What needs to be done |
All records should be reproduced verbatim.

───── Supplied material

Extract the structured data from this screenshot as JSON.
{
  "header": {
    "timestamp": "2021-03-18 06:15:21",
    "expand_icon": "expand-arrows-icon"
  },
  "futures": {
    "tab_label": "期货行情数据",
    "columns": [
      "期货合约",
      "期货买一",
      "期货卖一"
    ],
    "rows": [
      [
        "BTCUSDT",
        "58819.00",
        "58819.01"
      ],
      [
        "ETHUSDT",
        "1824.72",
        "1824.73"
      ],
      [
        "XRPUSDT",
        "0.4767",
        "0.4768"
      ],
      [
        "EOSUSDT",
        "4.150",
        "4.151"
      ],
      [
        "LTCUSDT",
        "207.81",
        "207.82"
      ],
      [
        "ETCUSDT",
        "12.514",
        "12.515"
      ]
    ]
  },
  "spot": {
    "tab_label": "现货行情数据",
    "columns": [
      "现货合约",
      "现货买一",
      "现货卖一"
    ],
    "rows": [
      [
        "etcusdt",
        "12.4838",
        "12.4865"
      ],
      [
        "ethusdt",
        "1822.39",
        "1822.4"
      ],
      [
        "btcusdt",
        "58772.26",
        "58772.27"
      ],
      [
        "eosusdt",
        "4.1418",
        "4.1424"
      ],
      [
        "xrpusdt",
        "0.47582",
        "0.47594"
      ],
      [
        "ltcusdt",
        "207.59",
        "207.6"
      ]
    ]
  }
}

──────────

Reply to the exercise |
Extract the structured data from this screenshot as JSON.
{
  "header": {
    "timestamp": "2021-03-18 06:15:21",
    "expand_icon": "expand-arrows-icon"
  },
  "futures": {
    "tab_label": "期货行情数据",
    "columns": [
      "期货合约",
      "期货买一",
      "期货卖一"
    ],
    "rows": [
      [
        "BTCUSDT",
        "58819.00",
        "58819.01"
      ],
      [
        "ETHUSDT",
        "1824.72",
        "1824.73"
      ],
      [
        "XRPUSDT",
        "0.4767",
        "0.4768"
      ],
      [
        "EOSUSDT",
        "4.150",
        "4.151"
      ],
      [
        "LTCUSDT",
        "207.81",
        "207.82"
      ],
      [
        "ETCUSDT",
        "12.514",
        "12.515"
      ]
    ]
  },
  "spot": {
    "tab_label": "现货行情数据",
    "columns": [
      "现货合约",
      "现货买一",
      "现货卖一"
    ],
    "rows": [
      [
        "etcusdt",
        "12.4838",
        "12.4865"
      ],
      [
        "ethusdt",
        "1822.39",
        "1822.4"
      ],
      [
        "btcusdt",
        "58772.26",
        "58772.27"
      ],
      [
        "eosusdt",
        "4.1418",
        "4.1424"
      ],
      [
        "xrpusdt",
        "0.47582",
        "0.47594"
      ],
      [
        "ltcusdt",
        "207.59",
        "207.6"
      ]
    ]
  }
}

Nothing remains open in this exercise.